>> Begin Dataset

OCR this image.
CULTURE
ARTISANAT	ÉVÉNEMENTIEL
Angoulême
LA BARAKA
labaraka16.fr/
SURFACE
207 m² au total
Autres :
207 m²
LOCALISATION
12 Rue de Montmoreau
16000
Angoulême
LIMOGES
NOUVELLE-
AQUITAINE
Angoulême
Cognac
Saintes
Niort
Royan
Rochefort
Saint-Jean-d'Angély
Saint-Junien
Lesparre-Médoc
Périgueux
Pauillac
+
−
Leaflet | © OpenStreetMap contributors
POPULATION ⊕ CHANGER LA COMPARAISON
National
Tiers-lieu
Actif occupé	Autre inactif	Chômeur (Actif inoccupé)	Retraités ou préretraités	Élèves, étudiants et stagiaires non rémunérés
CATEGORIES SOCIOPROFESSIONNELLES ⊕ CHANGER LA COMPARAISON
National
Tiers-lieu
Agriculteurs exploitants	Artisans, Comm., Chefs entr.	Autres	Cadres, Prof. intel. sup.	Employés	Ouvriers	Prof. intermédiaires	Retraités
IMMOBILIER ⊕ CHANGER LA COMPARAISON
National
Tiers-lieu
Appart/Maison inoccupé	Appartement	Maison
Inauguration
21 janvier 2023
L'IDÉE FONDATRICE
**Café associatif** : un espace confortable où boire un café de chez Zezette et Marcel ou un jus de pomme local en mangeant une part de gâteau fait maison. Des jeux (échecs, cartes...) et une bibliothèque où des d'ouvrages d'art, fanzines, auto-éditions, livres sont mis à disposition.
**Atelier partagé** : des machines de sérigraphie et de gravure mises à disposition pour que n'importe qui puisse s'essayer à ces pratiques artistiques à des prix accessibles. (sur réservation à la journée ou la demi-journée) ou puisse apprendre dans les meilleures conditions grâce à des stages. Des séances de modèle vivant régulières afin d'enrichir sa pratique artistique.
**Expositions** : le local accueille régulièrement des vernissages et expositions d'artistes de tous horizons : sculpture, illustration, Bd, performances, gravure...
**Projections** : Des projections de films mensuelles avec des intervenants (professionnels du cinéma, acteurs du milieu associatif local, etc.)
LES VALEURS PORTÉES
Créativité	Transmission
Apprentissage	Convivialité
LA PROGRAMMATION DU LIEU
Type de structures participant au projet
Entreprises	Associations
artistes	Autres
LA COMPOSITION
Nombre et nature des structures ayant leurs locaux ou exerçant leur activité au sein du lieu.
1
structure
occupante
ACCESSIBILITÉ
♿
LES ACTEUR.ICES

>> End Dataset

# [Problem]
Type out the material again exactly as presented.

# [Solution to this exercise]
OCR this image.
CULTURE
ARTISANAT	ÉVÉNEMENTIEL
Angoulême
LA BARAKA
labaraka16.fr/
SURFACE
207 m² au total
Autres :
207 m²
LOCALISATION
12 Rue de Montmoreau
16000
Angoulême
LIMOGES
NOUVELLE-
AQUITAINE
Angoulême
Cognac
Saintes
Niort
Royan
Rochefort
Saint-Jean-d'Angély
Saint-Junien
Lesparre-Médoc
Périgueux
Pauillac
+
−
Leaflet | © OpenStreetMap contributors
POPULATION ⊕ CHANGER LA COMPARAISON
National
Tiers-lieu
Actif occupé	Autre inactif	Chômeur (Actif inoccupé)	Retraités ou préretraités	Élèves, étudiants et stagiaires non rémunérés
CATEGORIES SOCIOPROFESSIONNELLES ⊕ CHANGER LA COMPARAISON
National
Tiers-lieu
Agriculteurs exploitants	Artisans, Comm., Chefs entr.	Autres	Cadres, Prof. intel. sup.	Employés	Ouvriers	Prof. intermédiaires	Retraités
IMMOBILIER ⊕ CHANGER LA COMPARAISON
National
Tiers-lieu
Appart/Maison inoccupé	Appartement	Maison
Inauguration
21 janvier 2023
L'IDÉE FONDATRICE
**Café associatif** : un espace confortable où boire un café de chez Zezette et Marcel ou un jus de pomme local en mangeant une part de gâteau fait maison. Des jeux (échecs, cartes...) et une bibliothèque où des d'ouvrages d'art, fanzines, auto-éditions, livres sont mis à disposition.
**Atelier partagé** : des machines de sérigraphie et de gravure mises à disposition pour que n'importe qui puisse s'essayer à ces pratiques artistiques à des prix accessibles. (sur réservation à la journée ou la demi-journée) ou puisse apprendre dans les meilleures conditions grâce à des stages. Des séances de modèle vivant régulières afin d'enrichir sa pratique artistique.
**Expositions** : le local accueille régulièrement des vernissages et expositions d'artistes de tous horizons : sculpture, illustration, Bd, performances, gravure...
**Projections** : Des projections de films mensuelles avec des intervenants (professionnels du cinéma, acteurs du milieu associatif local, etc.)
LES VALEURS PORTÉES
Créativité	Transmission
Apprentissage	Convivialité
LA PROGRAMMATION DU LIEU
Type de structures participant au projet
Entreprises	Associations
artistes	Autres
LA COMPOSITION
Nombre et nature des structures ayant leurs locaux ou exerçant leur activité au sein du lieu.
1
structure
occupante
ACCESSIBILITÉ
♿
LES ACTEUR.ICES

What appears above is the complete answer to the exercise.